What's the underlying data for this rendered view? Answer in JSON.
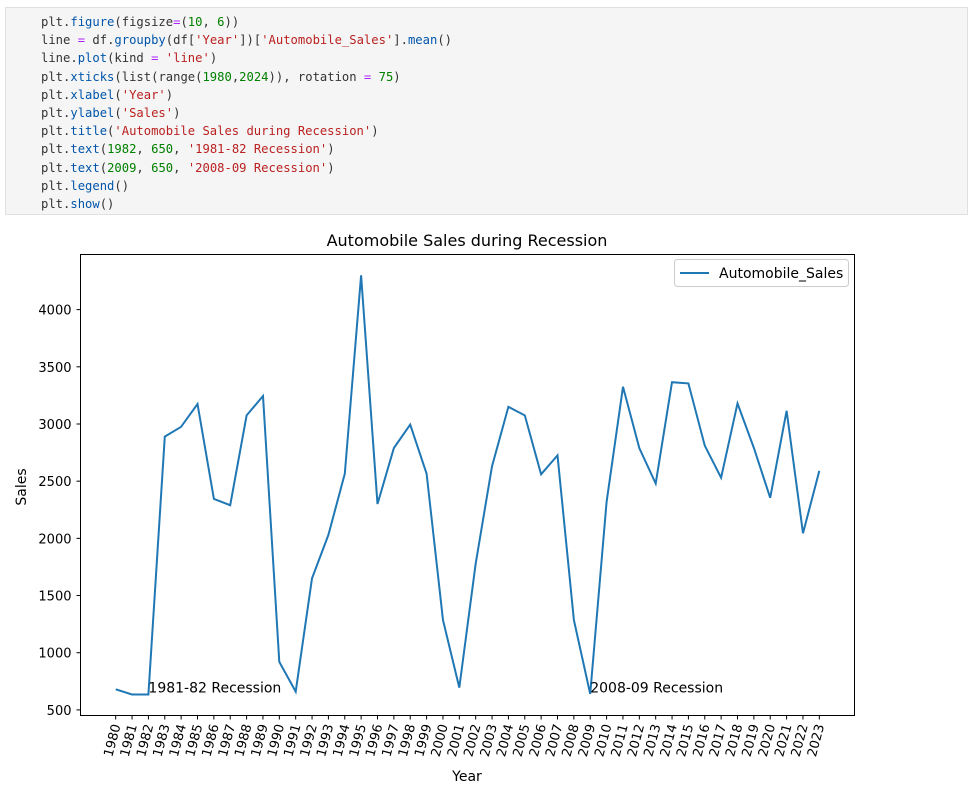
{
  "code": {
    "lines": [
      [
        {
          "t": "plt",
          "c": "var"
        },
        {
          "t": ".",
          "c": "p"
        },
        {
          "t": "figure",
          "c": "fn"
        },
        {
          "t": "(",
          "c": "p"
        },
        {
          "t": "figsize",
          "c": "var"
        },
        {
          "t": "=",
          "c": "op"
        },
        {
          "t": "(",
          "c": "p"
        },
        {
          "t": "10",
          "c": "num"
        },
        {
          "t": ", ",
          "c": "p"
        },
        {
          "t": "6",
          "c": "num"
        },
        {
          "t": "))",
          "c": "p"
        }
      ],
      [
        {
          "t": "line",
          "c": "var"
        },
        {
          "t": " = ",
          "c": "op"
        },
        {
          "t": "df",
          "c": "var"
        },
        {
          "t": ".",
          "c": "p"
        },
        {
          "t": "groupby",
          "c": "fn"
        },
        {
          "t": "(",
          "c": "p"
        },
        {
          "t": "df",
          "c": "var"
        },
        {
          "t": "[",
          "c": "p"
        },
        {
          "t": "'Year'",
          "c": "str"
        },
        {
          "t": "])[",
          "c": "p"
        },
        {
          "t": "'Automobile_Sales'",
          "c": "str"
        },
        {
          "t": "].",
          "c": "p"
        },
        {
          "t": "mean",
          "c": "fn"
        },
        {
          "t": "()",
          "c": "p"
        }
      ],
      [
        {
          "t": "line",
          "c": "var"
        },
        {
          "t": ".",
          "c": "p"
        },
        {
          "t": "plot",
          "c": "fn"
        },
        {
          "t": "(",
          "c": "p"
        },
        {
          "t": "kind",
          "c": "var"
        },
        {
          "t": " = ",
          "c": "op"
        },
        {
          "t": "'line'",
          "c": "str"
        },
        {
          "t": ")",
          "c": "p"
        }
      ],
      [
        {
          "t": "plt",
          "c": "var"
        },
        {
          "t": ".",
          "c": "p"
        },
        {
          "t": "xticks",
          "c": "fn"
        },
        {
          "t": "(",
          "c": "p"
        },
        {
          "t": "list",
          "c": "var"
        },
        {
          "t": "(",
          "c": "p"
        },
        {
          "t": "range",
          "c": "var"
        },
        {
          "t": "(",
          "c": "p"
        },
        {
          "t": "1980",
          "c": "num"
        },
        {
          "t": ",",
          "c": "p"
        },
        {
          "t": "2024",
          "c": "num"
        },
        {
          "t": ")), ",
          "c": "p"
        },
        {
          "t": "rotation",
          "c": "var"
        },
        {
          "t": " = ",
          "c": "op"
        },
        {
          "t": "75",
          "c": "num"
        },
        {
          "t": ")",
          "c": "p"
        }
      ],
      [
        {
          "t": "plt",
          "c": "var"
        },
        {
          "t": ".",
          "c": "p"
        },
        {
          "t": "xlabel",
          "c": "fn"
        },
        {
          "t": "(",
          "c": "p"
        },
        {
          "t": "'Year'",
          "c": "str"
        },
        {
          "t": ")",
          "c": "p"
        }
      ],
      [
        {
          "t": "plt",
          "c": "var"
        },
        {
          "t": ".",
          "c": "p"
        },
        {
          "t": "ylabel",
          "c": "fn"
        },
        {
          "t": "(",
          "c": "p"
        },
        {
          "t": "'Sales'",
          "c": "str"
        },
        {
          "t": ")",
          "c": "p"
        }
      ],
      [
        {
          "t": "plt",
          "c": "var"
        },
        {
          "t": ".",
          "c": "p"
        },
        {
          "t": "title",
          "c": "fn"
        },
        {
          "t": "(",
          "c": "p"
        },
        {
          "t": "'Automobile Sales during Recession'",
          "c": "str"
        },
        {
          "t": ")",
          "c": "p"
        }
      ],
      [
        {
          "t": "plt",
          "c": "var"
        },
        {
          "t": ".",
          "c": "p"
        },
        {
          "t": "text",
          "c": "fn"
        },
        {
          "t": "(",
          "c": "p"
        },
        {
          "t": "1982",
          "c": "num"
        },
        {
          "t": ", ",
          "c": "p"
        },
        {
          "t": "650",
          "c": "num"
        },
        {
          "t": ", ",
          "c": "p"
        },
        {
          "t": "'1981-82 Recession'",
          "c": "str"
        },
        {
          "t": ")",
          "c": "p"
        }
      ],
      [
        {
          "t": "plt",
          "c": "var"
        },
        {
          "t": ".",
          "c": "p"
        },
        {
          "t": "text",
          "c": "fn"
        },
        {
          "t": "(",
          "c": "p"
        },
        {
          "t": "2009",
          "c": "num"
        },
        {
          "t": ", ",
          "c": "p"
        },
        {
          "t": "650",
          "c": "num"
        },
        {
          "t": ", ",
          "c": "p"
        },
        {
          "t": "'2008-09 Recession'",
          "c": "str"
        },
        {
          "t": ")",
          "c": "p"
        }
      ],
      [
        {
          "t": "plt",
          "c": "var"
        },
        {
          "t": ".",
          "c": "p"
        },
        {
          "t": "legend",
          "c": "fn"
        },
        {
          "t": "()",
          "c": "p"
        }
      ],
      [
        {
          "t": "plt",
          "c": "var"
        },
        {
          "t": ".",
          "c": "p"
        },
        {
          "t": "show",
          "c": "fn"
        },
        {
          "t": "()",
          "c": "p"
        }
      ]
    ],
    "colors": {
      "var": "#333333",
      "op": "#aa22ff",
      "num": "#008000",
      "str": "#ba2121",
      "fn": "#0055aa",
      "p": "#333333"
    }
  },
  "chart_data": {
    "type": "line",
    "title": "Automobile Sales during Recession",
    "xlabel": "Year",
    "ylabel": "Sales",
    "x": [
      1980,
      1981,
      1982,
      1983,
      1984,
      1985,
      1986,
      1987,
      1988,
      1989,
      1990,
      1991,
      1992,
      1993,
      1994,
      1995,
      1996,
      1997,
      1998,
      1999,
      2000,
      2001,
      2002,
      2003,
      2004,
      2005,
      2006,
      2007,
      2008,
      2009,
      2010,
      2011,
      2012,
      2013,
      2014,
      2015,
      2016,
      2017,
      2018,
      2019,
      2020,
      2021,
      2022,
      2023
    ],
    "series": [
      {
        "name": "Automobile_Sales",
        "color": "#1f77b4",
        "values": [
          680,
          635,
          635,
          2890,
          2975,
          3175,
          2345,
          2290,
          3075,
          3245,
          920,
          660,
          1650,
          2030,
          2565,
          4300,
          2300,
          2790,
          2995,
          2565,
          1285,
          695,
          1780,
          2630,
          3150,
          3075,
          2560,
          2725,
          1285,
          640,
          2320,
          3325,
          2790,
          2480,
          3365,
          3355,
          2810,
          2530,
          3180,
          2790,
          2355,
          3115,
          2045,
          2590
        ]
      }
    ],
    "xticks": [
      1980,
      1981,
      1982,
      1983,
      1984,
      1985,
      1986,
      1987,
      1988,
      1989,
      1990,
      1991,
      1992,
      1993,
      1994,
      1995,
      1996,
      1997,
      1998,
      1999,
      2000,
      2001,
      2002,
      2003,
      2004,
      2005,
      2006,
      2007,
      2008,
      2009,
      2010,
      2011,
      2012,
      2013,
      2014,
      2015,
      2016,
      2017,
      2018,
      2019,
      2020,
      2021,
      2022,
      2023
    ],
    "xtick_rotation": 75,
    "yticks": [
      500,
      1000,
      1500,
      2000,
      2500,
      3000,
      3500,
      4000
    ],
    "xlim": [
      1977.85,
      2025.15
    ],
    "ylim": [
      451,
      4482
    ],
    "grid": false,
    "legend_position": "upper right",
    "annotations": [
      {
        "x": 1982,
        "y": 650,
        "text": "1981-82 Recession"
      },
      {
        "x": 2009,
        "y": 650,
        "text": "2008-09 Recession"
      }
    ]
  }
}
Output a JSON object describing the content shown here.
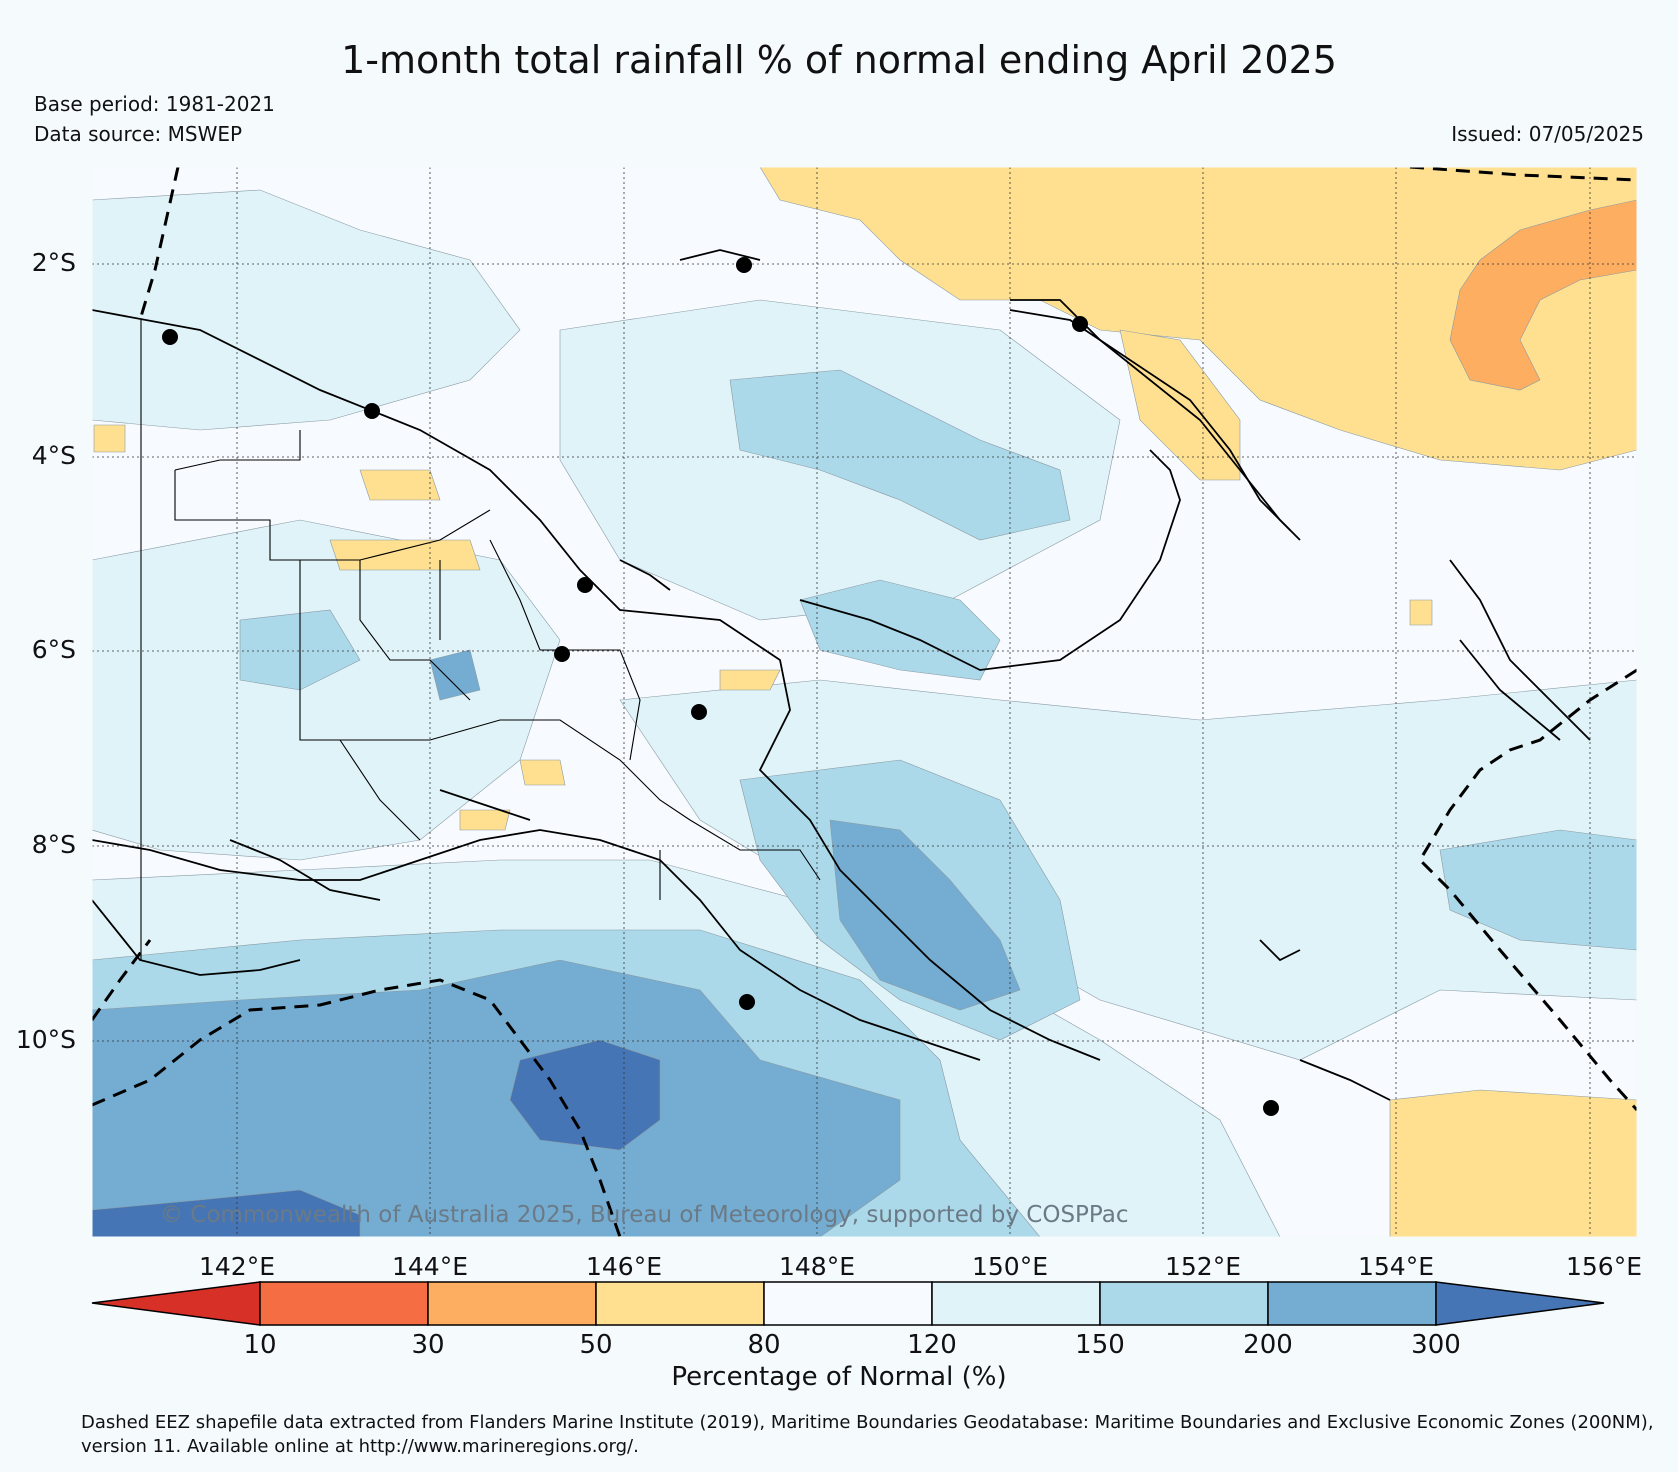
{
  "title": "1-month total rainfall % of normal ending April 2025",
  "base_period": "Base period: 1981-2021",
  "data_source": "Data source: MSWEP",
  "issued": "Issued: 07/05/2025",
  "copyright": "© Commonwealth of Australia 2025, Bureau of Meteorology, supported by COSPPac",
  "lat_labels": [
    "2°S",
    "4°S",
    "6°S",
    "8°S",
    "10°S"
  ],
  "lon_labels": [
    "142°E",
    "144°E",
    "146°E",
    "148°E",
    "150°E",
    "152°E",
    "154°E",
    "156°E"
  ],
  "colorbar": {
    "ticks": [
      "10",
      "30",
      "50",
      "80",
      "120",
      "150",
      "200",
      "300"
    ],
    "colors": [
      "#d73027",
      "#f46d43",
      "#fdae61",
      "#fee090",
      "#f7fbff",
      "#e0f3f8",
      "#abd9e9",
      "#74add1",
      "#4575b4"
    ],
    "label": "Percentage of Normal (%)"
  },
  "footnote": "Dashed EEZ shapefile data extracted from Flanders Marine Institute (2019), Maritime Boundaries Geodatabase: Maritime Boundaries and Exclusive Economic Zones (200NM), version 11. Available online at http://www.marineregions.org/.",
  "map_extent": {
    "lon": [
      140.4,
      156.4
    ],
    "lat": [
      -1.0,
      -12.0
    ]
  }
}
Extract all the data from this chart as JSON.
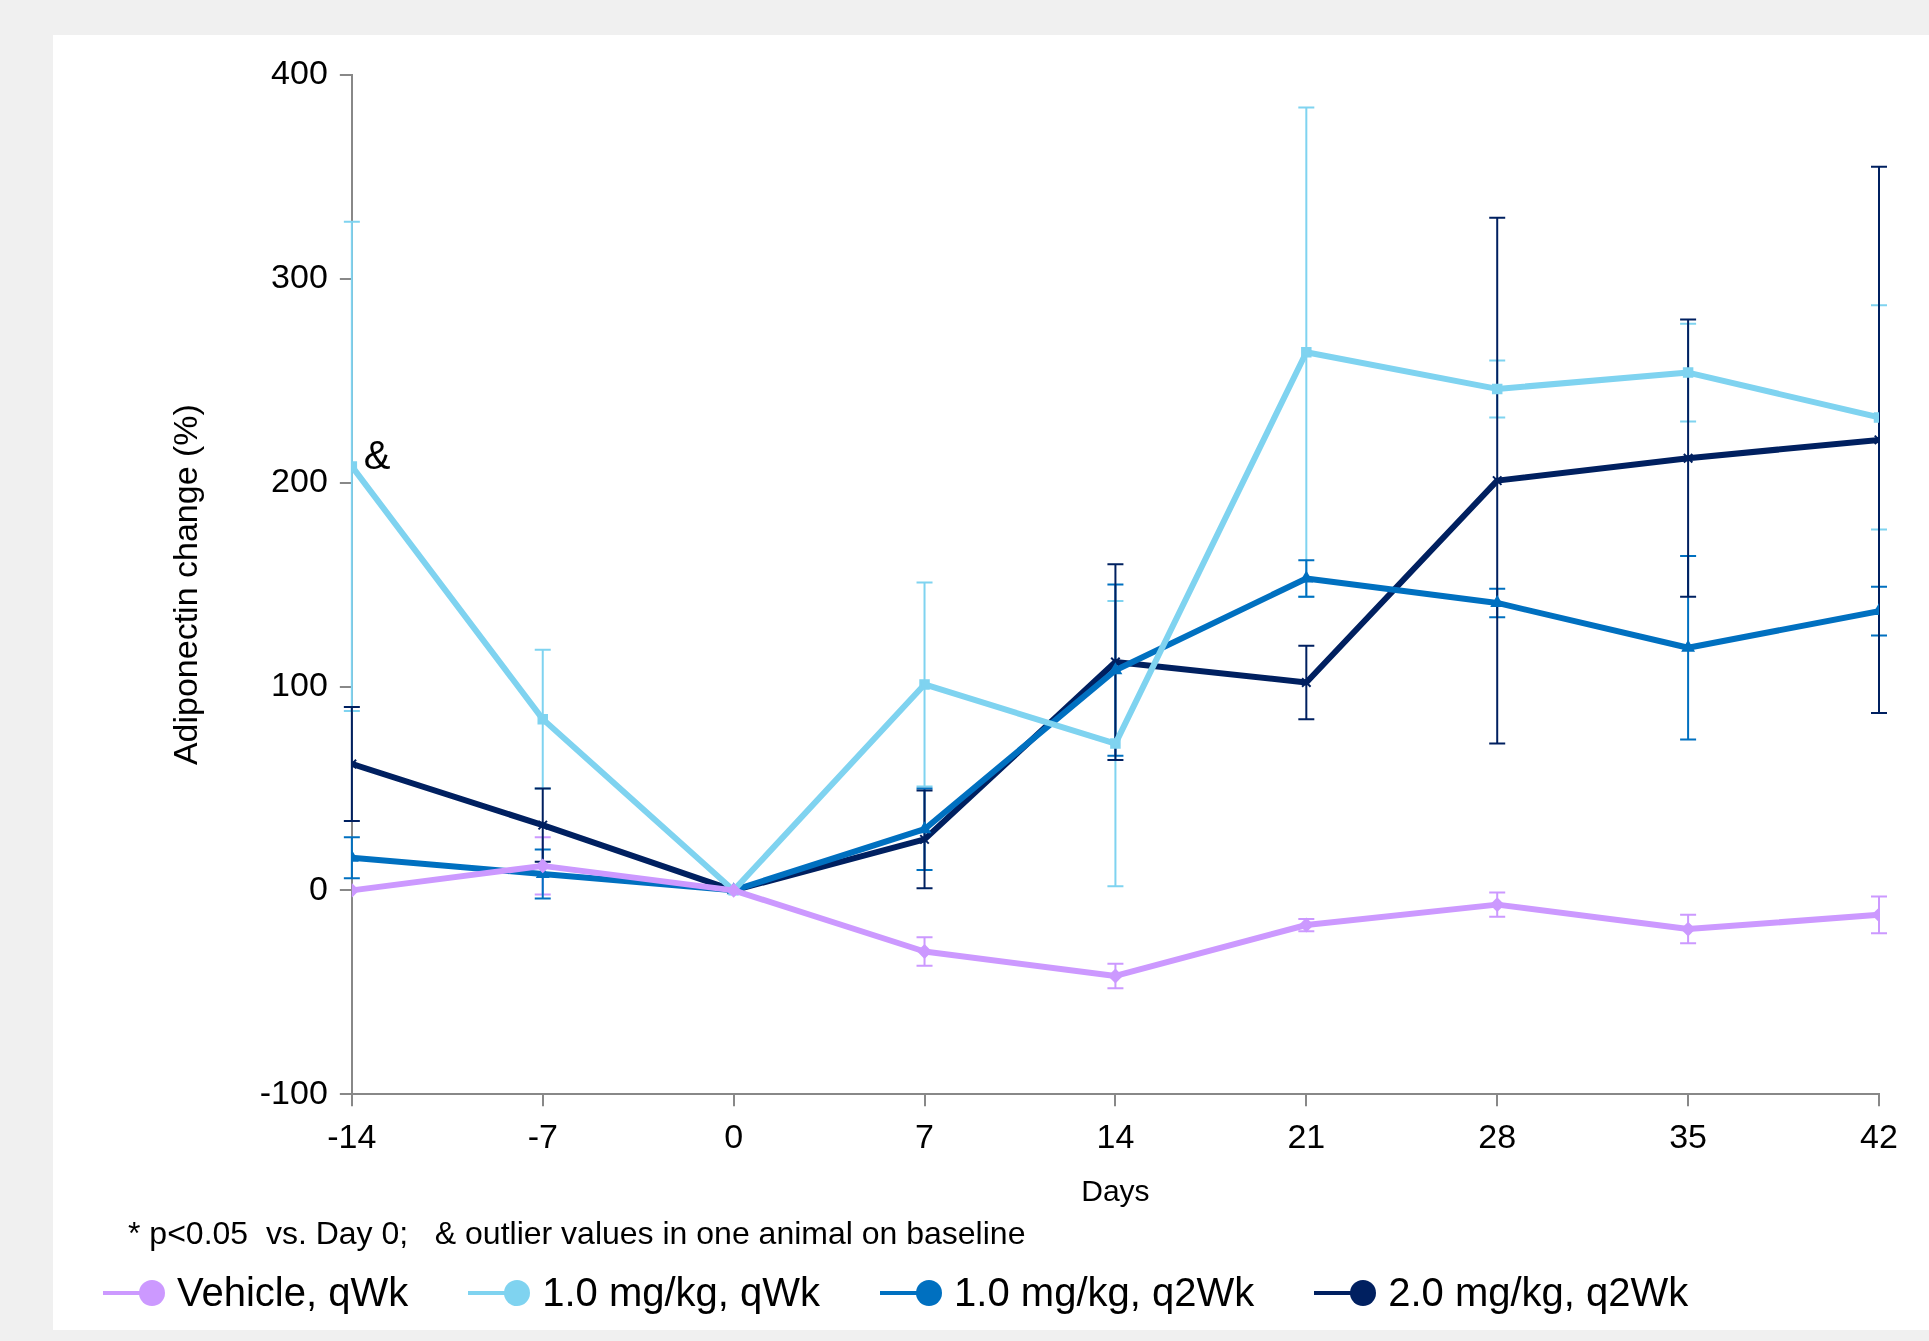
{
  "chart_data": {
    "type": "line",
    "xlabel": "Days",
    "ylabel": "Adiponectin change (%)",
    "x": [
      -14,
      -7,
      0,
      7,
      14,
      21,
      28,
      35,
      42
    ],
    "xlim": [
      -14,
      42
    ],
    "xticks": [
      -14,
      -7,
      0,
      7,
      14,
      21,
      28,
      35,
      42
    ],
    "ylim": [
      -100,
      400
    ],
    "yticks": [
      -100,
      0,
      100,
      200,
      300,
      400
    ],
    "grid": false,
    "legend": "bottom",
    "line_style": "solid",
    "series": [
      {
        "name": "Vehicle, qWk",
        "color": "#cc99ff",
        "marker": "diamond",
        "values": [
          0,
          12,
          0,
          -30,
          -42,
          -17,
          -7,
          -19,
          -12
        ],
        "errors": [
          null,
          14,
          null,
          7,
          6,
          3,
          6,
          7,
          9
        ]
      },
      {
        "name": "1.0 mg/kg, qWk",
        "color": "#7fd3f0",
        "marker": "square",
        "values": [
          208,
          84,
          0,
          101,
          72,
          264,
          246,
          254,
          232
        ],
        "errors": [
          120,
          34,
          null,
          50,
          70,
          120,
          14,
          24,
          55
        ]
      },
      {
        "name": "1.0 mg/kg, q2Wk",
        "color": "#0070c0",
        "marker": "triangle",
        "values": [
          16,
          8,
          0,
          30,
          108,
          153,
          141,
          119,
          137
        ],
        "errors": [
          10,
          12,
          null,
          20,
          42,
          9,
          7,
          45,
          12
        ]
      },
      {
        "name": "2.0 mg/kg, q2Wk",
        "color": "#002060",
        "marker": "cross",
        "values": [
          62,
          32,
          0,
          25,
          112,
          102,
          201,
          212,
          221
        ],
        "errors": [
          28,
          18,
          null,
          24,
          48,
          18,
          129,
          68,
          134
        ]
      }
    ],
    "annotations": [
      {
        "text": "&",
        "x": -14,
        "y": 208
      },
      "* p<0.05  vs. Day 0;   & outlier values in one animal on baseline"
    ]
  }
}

============================================================

* [PROBLEM REQUIREMENTS]: Copy, from the material above, each line in which the string "title" occurs.

* [TASK RESULT]:
          "t": "title",
    "title": "Automobile Sales during Recession",
  "title": "1-month total rainfall % of normal ending April 2025",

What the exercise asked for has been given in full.